§ What you have to do: Reproduce every line of the following data verbatim, with nothing changed, added, or left out.
[START]
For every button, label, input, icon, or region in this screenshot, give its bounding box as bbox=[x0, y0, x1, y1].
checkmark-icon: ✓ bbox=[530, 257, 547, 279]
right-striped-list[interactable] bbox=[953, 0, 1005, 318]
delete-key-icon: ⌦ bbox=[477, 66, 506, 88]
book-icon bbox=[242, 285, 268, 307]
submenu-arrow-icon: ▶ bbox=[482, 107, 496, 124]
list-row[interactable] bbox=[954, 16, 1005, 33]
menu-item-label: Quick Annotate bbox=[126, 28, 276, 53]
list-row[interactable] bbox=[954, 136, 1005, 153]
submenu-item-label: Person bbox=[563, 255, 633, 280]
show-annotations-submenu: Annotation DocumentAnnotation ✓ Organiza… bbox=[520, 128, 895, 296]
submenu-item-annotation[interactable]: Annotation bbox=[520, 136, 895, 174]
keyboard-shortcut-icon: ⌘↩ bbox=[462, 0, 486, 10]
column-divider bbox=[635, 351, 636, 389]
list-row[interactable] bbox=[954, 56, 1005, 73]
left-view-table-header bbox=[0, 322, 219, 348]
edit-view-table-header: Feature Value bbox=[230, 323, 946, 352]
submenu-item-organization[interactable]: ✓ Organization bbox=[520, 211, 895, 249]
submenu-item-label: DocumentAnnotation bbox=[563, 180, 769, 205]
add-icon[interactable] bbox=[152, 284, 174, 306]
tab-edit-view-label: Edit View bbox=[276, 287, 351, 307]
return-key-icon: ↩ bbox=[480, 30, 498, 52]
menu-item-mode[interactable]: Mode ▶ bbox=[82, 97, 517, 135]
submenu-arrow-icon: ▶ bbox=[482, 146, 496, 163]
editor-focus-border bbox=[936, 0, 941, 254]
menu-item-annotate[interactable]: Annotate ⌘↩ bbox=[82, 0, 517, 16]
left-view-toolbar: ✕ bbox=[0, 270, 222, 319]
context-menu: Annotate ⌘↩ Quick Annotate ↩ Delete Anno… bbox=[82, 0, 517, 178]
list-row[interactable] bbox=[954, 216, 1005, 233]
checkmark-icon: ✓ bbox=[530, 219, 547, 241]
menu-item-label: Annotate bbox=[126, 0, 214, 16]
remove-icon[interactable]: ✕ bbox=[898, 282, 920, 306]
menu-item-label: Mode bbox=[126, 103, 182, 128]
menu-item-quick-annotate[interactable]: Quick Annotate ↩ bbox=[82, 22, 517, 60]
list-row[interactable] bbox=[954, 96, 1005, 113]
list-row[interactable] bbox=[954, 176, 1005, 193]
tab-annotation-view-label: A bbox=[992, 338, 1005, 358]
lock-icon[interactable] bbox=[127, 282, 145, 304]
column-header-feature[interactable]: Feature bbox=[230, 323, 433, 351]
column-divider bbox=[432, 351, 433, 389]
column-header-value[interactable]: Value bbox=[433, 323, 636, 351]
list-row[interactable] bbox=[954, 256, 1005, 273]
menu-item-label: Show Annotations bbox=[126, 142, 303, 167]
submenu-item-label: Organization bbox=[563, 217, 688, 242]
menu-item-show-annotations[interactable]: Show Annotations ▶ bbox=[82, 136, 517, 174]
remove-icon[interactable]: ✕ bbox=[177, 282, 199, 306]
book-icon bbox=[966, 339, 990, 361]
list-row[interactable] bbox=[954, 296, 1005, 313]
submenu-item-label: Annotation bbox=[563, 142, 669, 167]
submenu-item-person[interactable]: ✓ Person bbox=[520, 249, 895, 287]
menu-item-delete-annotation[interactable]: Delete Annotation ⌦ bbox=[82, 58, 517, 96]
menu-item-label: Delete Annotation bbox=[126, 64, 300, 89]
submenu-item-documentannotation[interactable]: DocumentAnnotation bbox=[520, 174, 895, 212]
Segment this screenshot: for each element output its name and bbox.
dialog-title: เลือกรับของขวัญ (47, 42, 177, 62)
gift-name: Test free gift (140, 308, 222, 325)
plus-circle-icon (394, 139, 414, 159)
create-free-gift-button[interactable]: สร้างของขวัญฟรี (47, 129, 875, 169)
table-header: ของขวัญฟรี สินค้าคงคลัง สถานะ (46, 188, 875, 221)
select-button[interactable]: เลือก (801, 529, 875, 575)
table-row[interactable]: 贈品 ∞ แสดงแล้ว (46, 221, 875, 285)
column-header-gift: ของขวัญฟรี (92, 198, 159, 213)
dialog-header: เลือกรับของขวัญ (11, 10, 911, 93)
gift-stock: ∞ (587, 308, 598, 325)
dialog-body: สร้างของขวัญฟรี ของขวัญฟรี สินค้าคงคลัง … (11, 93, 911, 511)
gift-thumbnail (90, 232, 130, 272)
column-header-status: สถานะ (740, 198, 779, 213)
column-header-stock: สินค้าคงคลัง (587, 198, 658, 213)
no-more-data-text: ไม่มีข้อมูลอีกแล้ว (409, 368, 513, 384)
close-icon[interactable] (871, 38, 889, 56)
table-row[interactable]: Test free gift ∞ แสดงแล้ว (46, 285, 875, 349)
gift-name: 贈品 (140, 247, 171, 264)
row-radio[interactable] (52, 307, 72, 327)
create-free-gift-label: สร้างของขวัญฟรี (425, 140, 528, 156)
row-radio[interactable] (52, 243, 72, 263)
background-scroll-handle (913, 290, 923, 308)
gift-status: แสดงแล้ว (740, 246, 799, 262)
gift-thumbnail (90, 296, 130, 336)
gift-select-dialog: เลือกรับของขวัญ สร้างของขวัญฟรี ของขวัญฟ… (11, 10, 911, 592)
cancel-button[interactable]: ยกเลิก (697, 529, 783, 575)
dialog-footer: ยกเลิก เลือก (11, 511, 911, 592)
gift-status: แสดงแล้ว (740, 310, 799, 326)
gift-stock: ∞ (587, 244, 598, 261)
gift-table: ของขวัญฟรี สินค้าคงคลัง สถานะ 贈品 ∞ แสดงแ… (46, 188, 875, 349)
[END]
§ Written answer:
For every button, label, input, icon, or region in this screenshot, give its bounding box as bbox=[x0, y0, x1, y1].
checkmark-icon: ✓ bbox=[530, 257, 547, 279]
right-striped-list[interactable] bbox=[953, 0, 1005, 318]
delete-key-icon: ⌦ bbox=[477, 66, 506, 88]
book-icon bbox=[242, 285, 268, 307]
submenu-arrow-icon: ▶ bbox=[482, 107, 496, 124]
list-row[interactable] bbox=[954, 16, 1005, 33]
menu-item-label: Quick Annotate bbox=[126, 28, 276, 53]
list-row[interactable] bbox=[954, 136, 1005, 153]
submenu-item-label: Person bbox=[563, 255, 633, 280]
show-annotations-submenu: Annotation DocumentAnnotation ✓ Organiza… bbox=[520, 128, 895, 296]
submenu-item-annotation[interactable]: Annotation bbox=[520, 136, 895, 174]
keyboard-shortcut-icon: ⌘↩ bbox=[462, 0, 486, 10]
column-divider bbox=[635, 351, 636, 389]
list-row[interactable] bbox=[954, 56, 1005, 73]
left-view-table-header bbox=[0, 322, 219, 348]
edit-view-table-header: Feature Value bbox=[230, 323, 946, 352]
submenu-item-organization[interactable]: ✓ Organization bbox=[520, 211, 895, 249]
submenu-item-label: DocumentAnnotation bbox=[563, 180, 769, 205]
add-icon[interactable] bbox=[152, 284, 174, 306]
tab-edit-view-label: Edit View bbox=[276, 287, 351, 307]
return-key-icon: ↩ bbox=[480, 30, 498, 52]
menu-item-mode[interactable]: Mode ▶ bbox=[82, 97, 517, 135]
submenu-arrow-icon: ▶ bbox=[482, 146, 496, 163]
editor-focus-border bbox=[936, 0, 941, 254]
menu-item-annotate[interactable]: Annotate ⌘↩ bbox=[82, 0, 517, 16]
left-view-toolbar: ✕ bbox=[0, 270, 222, 319]
context-menu: Annotate ⌘↩ Quick Annotate ↩ Delete Anno… bbox=[82, 0, 517, 178]
list-row[interactable] bbox=[954, 216, 1005, 233]
checkmark-icon: ✓ bbox=[530, 219, 547, 241]
menu-item-label: Annotate bbox=[126, 0, 214, 16]
remove-icon[interactable]: ✕ bbox=[898, 282, 920, 306]
menu-item-label: Mode bbox=[126, 103, 182, 128]
menu-item-quick-annotate[interactable]: Quick Annotate ↩ bbox=[82, 22, 517, 60]
list-row[interactable] bbox=[954, 96, 1005, 113]
list-row[interactable] bbox=[954, 176, 1005, 193]
tab-annotation-view-label: A bbox=[992, 338, 1005, 358]
lock-icon[interactable] bbox=[127, 282, 145, 304]
column-header-feature[interactable]: Feature bbox=[230, 323, 433, 351]
column-divider bbox=[432, 351, 433, 389]
column-header-value[interactable]: Value bbox=[433, 323, 636, 351]
list-row[interactable] bbox=[954, 256, 1005, 273]
menu-item-label: Show Annotations bbox=[126, 142, 303, 167]
submenu-item-label: Organization bbox=[563, 217, 688, 242]
menu-item-show-annotations[interactable]: Show Annotations ▶ bbox=[82, 136, 517, 174]
remove-icon[interactable]: ✕ bbox=[177, 282, 199, 306]
book-icon bbox=[966, 339, 990, 361]
list-row[interactable] bbox=[954, 296, 1005, 313]
submenu-item-label: Annotation bbox=[563, 142, 669, 167]
submenu-item-person[interactable]: ✓ Person bbox=[520, 249, 895, 287]
menu-item-delete-annotation[interactable]: Delete Annotation ⌦ bbox=[82, 58, 517, 96]
menu-item-label: Delete Annotation bbox=[126, 64, 300, 89]
submenu-item-documentannotation[interactable]: DocumentAnnotation bbox=[520, 174, 895, 212]
Segment this screenshot: for each element output its name and bbox.
dialog-title: เลือกรับของขวัญ (47, 42, 177, 62)
gift-name: Test free gift (140, 308, 222, 325)
plus-circle-icon (394, 139, 414, 159)
create-free-gift-button[interactable]: สร้างของขวัญฟรี (47, 129, 875, 169)
table-header: ของขวัญฟรี สินค้าคงคลัง สถานะ (46, 188, 875, 221)
select-button[interactable]: เลือก (801, 529, 875, 575)
table-row[interactable]: 贈品 ∞ แสดงแล้ว (46, 221, 875, 285)
column-header-gift: ของขวัญฟรี (92, 198, 159, 213)
dialog-header: เลือกรับของขวัญ (11, 10, 911, 93)
gift-stock: ∞ (587, 308, 598, 325)
dialog-body: สร้างของขวัญฟรี ของขวัญฟรี สินค้าคงคลัง … (11, 93, 911, 511)
gift-thumbnail (90, 232, 130, 272)
column-header-status: สถานะ (740, 198, 779, 213)
column-header-stock: สินค้าคงคลัง (587, 198, 658, 213)
no-more-data-text: ไม่มีข้อมูลอีกแล้ว (409, 368, 513, 384)
close-icon[interactable] (871, 38, 889, 56)
table-row[interactable]: Test free gift ∞ แสดงแล้ว (46, 285, 875, 349)
gift-name: 贈品 (140, 247, 171, 264)
row-radio[interactable] (52, 307, 72, 327)
create-free-gift-label: สร้างของขวัญฟรี (425, 140, 528, 156)
row-radio[interactable] (52, 243, 72, 263)
background-scroll-handle (913, 290, 923, 308)
gift-status: แสดงแล้ว (740, 246, 799, 262)
gift-thumbnail (90, 296, 130, 336)
gift-select-dialog: เลือกรับของขวัญ สร้างของขวัญฟรี ของขวัญฟ… (11, 10, 911, 592)
cancel-button[interactable]: ยกเลิก (697, 529, 783, 575)
dialog-footer: ยกเลิก เลือก (11, 511, 911, 592)
gift-status: แสดงแล้ว (740, 310, 799, 326)
gift-stock: ∞ (587, 244, 598, 261)
gift-table: ของขวัญฟรี สินค้าคงคลัง สถานะ 贈品 ∞ แสดงแ… (46, 188, 875, 349)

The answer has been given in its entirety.